■ Source records
________________________________________
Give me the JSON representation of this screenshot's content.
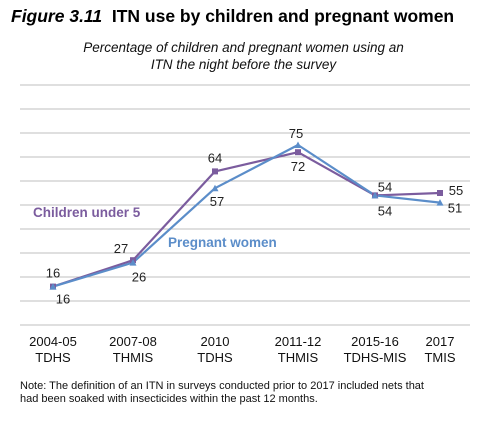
{
  "figure": {
    "number": "Figure 3.11",
    "title": "ITN use by children and pregnant women",
    "subtitle_line1": "Percentage of children and pregnant women using an",
    "subtitle_line2": "ITN the night before the survey"
  },
  "note": {
    "line1": "Note: The definition of an ITN in surveys conducted prior to 2017 included nets that",
    "line2": "had been soaked with insecticides within the past 12 months."
  },
  "colors": {
    "children": "#7B5C9E",
    "pregnant": "#5B8DC9",
    "grid": "#BFBFBF"
  },
  "chart_data": {
    "type": "line",
    "title": "",
    "xlabel": "",
    "ylabel": "",
    "ylim": [
      0,
      100
    ],
    "grid": true,
    "categories": [
      [
        "2004-05",
        "TDHS"
      ],
      [
        "2007-08",
        "THMIS"
      ],
      [
        "2010",
        "TDHS"
      ],
      [
        "2011-12",
        "THMIS"
      ],
      [
        "2015-16",
        "TDHS-MIS"
      ],
      [
        "2017",
        "TMIS"
      ]
    ],
    "series": [
      {
        "name": "Children under 5",
        "values": [
          16,
          27,
          64,
          72,
          54,
          55
        ],
        "color": "#7B5C9E",
        "marker": "square"
      },
      {
        "name": "Pregnant women",
        "values": [
          16,
          26,
          57,
          75,
          54,
          51
        ],
        "color": "#5B8DC9",
        "marker": "triangle"
      }
    ]
  }
}
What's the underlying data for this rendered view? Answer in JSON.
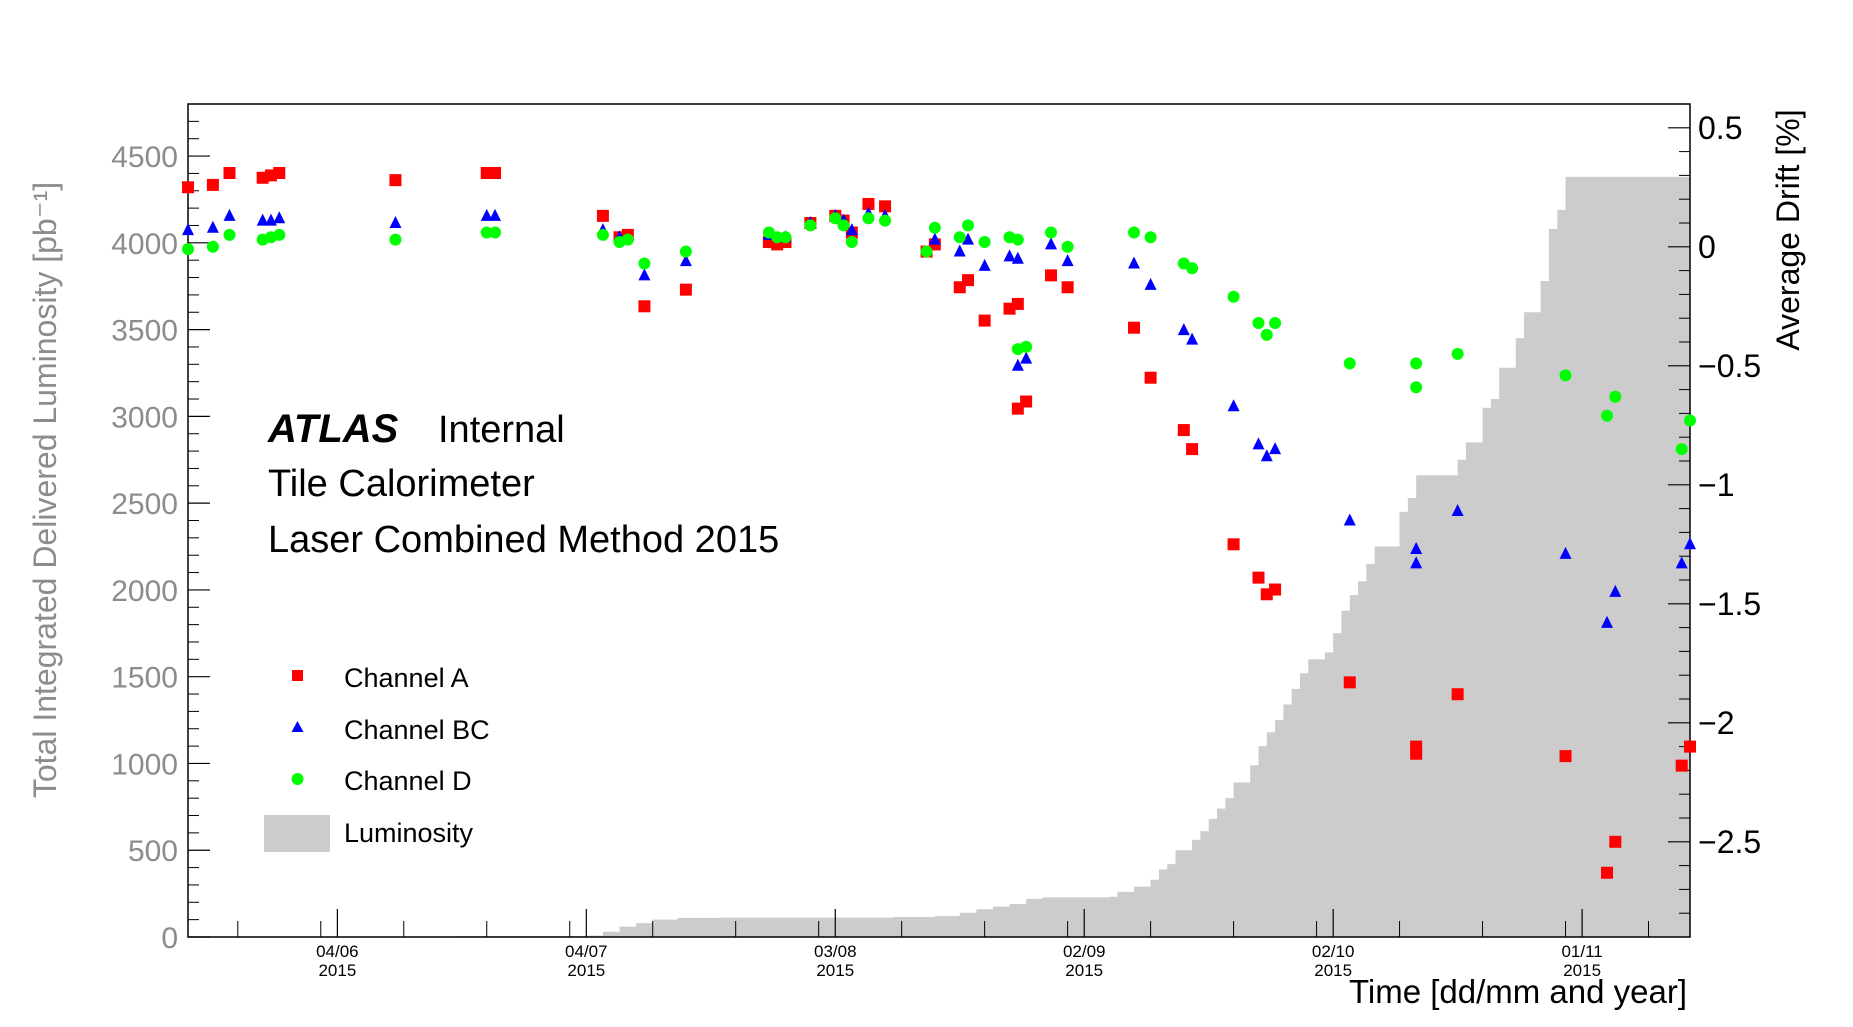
________________________________________
■ Directive
Output the data above without changes, apart from leaving out the pictures.

■ Full output
Give me the JSON representation of this screenshot's content.
{
  "figure": {
    "number": "Figure 3.11",
    "title": "ITN use by children and pregnant women",
    "subtitle_line1": "Percentage of children and pregnant women using an",
    "subtitle_line2": "ITN the night before the survey"
  },
  "note": {
    "line1": "Note: The definition of an ITN in surveys conducted prior to 2017 included nets that",
    "line2": "had been soaked with insecticides within the past 12 months."
  },
  "colors": {
    "children": "#7B5C9E",
    "pregnant": "#5B8DC9",
    "grid": "#BFBFBF"
  },
  "chart_data": {
    "type": "line",
    "title": "",
    "xlabel": "",
    "ylabel": "",
    "ylim": [
      0,
      100
    ],
    "grid": true,
    "categories": [
      [
        "2004-05",
        "TDHS"
      ],
      [
        "2007-08",
        "THMIS"
      ],
      [
        "2010",
        "TDHS"
      ],
      [
        "2011-12",
        "THMIS"
      ],
      [
        "2015-16",
        "TDHS-MIS"
      ],
      [
        "2017",
        "TMIS"
      ]
    ],
    "series": [
      {
        "name": "Children under 5",
        "values": [
          16,
          27,
          64,
          72,
          54,
          55
        ],
        "color": "#7B5C9E",
        "marker": "square"
      },
      {
        "name": "Pregnant women",
        "values": [
          16,
          26,
          57,
          75,
          54,
          51
        ],
        "color": "#5B8DC9",
        "marker": "triangle"
      }
    ]
  }
}
What's the underlying data for this rendered view? Answer in JSON.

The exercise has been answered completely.